■ **REQUEST**
Can you print the data exactly and leave out each image?
========
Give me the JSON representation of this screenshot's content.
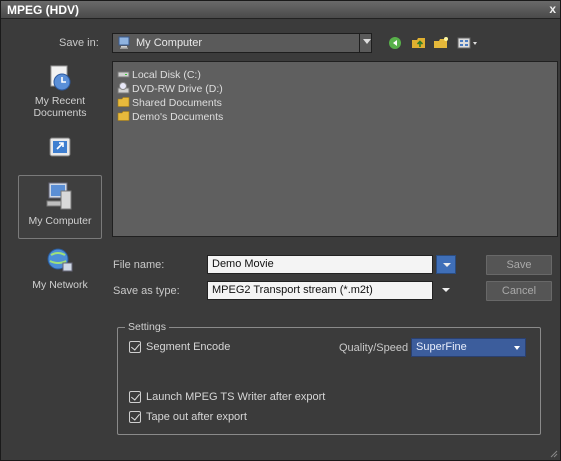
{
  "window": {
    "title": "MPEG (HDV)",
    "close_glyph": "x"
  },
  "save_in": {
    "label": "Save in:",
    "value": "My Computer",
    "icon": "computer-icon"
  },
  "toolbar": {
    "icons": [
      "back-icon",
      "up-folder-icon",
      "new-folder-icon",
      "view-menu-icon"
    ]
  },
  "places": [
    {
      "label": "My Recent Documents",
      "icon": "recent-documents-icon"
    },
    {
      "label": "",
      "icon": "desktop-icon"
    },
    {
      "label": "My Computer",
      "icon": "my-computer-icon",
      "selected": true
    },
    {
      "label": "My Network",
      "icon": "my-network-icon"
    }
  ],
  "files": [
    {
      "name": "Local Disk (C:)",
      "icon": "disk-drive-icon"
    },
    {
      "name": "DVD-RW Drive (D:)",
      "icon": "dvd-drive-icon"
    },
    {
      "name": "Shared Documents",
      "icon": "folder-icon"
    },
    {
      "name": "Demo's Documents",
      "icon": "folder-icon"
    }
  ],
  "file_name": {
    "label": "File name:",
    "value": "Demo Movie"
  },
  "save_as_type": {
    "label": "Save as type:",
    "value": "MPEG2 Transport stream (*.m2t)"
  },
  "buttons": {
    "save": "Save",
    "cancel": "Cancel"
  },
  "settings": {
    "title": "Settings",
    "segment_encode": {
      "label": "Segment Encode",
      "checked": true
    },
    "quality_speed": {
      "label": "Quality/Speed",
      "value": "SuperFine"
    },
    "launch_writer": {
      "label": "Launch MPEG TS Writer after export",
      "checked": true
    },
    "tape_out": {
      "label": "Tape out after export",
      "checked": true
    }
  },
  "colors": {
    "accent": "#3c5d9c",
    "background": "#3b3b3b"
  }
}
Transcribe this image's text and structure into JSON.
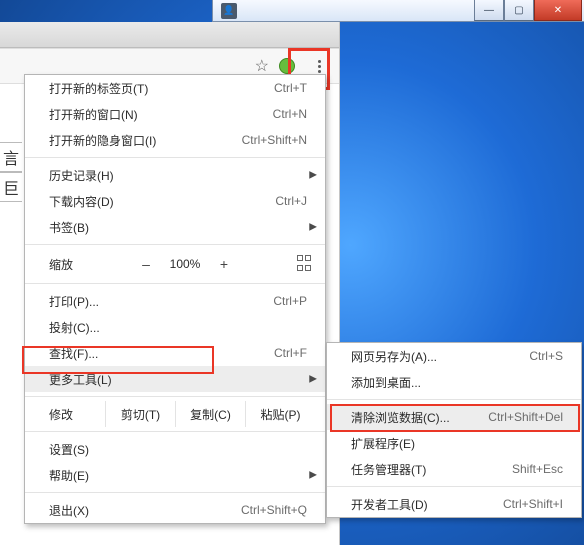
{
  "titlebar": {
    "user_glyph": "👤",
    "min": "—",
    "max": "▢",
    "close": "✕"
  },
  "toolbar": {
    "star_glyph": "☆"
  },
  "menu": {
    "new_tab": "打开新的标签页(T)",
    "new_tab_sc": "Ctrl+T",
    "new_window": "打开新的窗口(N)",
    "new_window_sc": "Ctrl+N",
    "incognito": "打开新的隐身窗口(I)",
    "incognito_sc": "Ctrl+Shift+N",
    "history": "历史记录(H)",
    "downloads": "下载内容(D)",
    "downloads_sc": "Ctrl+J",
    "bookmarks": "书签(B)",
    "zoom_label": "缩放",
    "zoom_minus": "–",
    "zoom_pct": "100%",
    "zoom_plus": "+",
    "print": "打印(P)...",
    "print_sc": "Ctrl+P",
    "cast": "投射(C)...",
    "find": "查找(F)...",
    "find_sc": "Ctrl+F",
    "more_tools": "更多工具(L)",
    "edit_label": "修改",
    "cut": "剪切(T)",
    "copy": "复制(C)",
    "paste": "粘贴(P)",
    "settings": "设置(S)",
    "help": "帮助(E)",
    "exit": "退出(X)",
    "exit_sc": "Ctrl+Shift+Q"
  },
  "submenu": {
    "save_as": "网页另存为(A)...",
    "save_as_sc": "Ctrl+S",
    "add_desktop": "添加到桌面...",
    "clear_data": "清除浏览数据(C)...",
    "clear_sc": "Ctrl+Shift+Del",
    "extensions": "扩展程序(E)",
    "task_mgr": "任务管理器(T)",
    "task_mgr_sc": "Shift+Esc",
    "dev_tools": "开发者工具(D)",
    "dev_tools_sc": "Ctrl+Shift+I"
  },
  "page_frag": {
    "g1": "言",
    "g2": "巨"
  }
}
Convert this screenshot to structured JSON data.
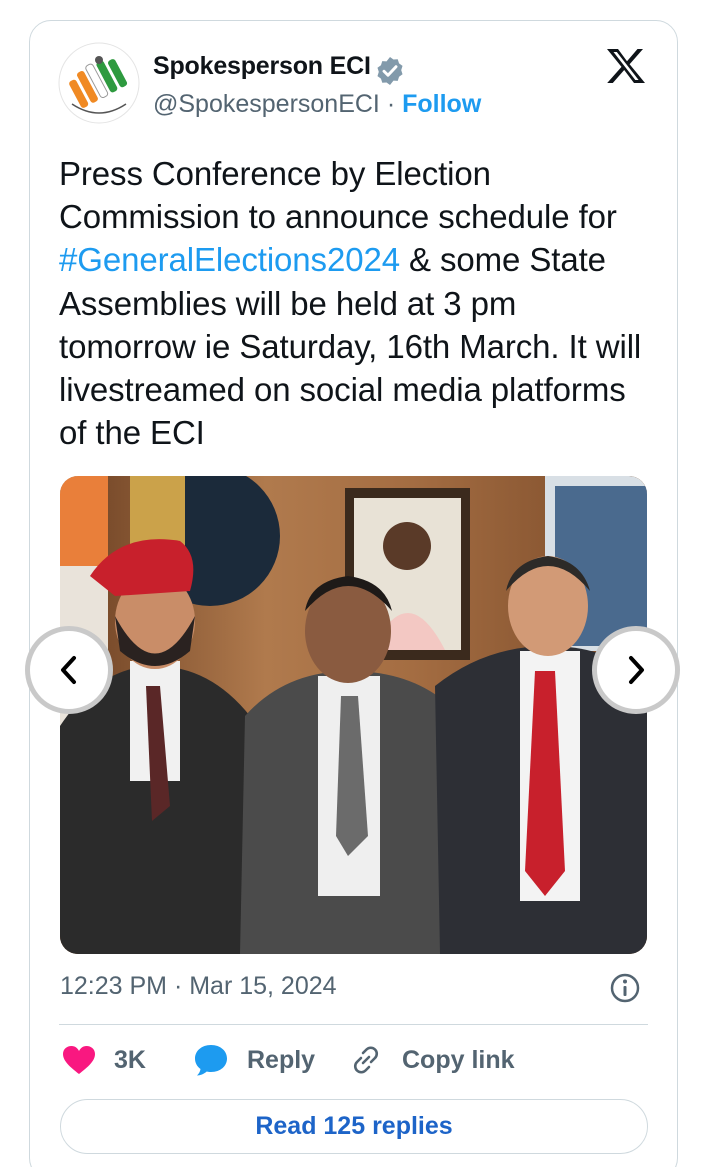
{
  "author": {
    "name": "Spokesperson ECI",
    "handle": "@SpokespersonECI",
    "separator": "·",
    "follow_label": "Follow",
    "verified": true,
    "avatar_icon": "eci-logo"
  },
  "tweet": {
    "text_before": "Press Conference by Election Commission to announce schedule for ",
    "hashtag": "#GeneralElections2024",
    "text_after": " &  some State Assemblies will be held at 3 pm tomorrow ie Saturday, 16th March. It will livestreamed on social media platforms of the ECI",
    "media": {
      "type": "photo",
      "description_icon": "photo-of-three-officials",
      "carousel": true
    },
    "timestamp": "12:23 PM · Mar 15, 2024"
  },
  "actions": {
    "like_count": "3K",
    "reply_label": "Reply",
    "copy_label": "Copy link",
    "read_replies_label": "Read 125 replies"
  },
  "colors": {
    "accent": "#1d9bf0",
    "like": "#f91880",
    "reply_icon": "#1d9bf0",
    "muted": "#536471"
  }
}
========
■ **ANSWER FOR THIS EXERCISE**
Give me the JSON representation of this screenshot's content.
{
  "window": {
    "title": "MPEG (HDV)",
    "close_glyph": "x"
  },
  "save_in": {
    "label": "Save in:",
    "value": "My Computer",
    "icon": "computer-icon"
  },
  "toolbar": {
    "icons": [
      "back-icon",
      "up-folder-icon",
      "new-folder-icon",
      "view-menu-icon"
    ]
  },
  "places": [
    {
      "label": "My Recent Documents",
      "icon": "recent-documents-icon"
    },
    {
      "label": "",
      "icon": "desktop-icon"
    },
    {
      "label": "My Computer",
      "icon": "my-computer-icon",
      "selected": true
    },
    {
      "label": "My Network",
      "icon": "my-network-icon"
    }
  ],
  "files": [
    {
      "name": "Local Disk (C:)",
      "icon": "disk-drive-icon"
    },
    {
      "name": "DVD-RW Drive (D:)",
      "icon": "dvd-drive-icon"
    },
    {
      "name": "Shared Documents",
      "icon": "folder-icon"
    },
    {
      "name": "Demo's Documents",
      "icon": "folder-icon"
    }
  ],
  "file_name": {
    "label": "File name:",
    "value": "Demo Movie"
  },
  "save_as_type": {
    "label": "Save as type:",
    "value": "MPEG2 Transport stream (*.m2t)"
  },
  "buttons": {
    "save": "Save",
    "cancel": "Cancel"
  },
  "settings": {
    "title": "Settings",
    "segment_encode": {
      "label": "Segment Encode",
      "checked": true
    },
    "quality_speed": {
      "label": "Quality/Speed",
      "value": "SuperFine"
    },
    "launch_writer": {
      "label": "Launch MPEG TS Writer after export",
      "checked": true
    },
    "tape_out": {
      "label": "Tape out after export",
      "checked": true
    }
  },
  "colors": {
    "accent": "#3c5d9c",
    "background": "#3b3b3b"
  }
}
Transcribe this image's text and structure into JSON.
{
  "titlebar": {
    "user_glyph": "👤",
    "min": "—",
    "max": "▢",
    "close": "✕"
  },
  "toolbar": {
    "star_glyph": "☆"
  },
  "menu": {
    "new_tab": "打开新的标签页(T)",
    "new_tab_sc": "Ctrl+T",
    "new_window": "打开新的窗口(N)",
    "new_window_sc": "Ctrl+N",
    "incognito": "打开新的隐身窗口(I)",
    "incognito_sc": "Ctrl+Shift+N",
    "history": "历史记录(H)",
    "downloads": "下载内容(D)",
    "downloads_sc": "Ctrl+J",
    "bookmarks": "书签(B)",
    "zoom_label": "缩放",
    "zoom_minus": "–",
    "zoom_pct": "100%",
    "zoom_plus": "+",
    "print": "打印(P)...",
    "print_sc": "Ctrl+P",
    "cast": "投射(C)...",
    "find": "查找(F)...",
    "find_sc": "Ctrl+F",
    "more_tools": "更多工具(L)",
    "edit_label": "修改",
    "cut": "剪切(T)",
    "copy": "复制(C)",
    "paste": "粘贴(P)",
    "settings": "设置(S)",
    "help": "帮助(E)",
    "exit": "退出(X)",
    "exit_sc": "Ctrl+Shift+Q"
  },
  "submenu": {
    "save_as": "网页另存为(A)...",
    "save_as_sc": "Ctrl+S",
    "add_desktop": "添加到桌面...",
    "clear_data": "清除浏览数据(C)...",
    "clear_sc": "Ctrl+Shift+Del",
    "extensions": "扩展程序(E)",
    "task_mgr": "任务管理器(T)",
    "task_mgr_sc": "Shift+Esc",
    "dev_tools": "开发者工具(D)",
    "dev_tools_sc": "Ctrl+Shift+I"
  },
  "page_frag": {
    "g1": "言",
    "g2": "巨"
  }
}
Convert this screenshot to structured JSON data.
{
  "author": {
    "name": "Spokesperson ECI",
    "handle": "@SpokespersonECI",
    "separator": "·",
    "follow_label": "Follow",
    "verified": true,
    "avatar_icon": "eci-logo"
  },
  "tweet": {
    "text_before": "Press Conference by Election Commission to announce schedule for ",
    "hashtag": "#GeneralElections2024",
    "text_after": " &  some State Assemblies will be held at 3 pm tomorrow ie Saturday, 16th March. It will livestreamed on social media platforms of the ECI",
    "media": {
      "type": "photo",
      "description_icon": "photo-of-three-officials",
      "carousel": true
    },
    "timestamp": "12:23 PM · Mar 15, 2024"
  },
  "actions": {
    "like_count": "3K",
    "reply_label": "Reply",
    "copy_label": "Copy link",
    "read_replies_label": "Read 125 replies"
  },
  "colors": {
    "accent": "#1d9bf0",
    "like": "#f91880",
    "reply_icon": "#1d9bf0",
    "muted": "#536471"
  }
}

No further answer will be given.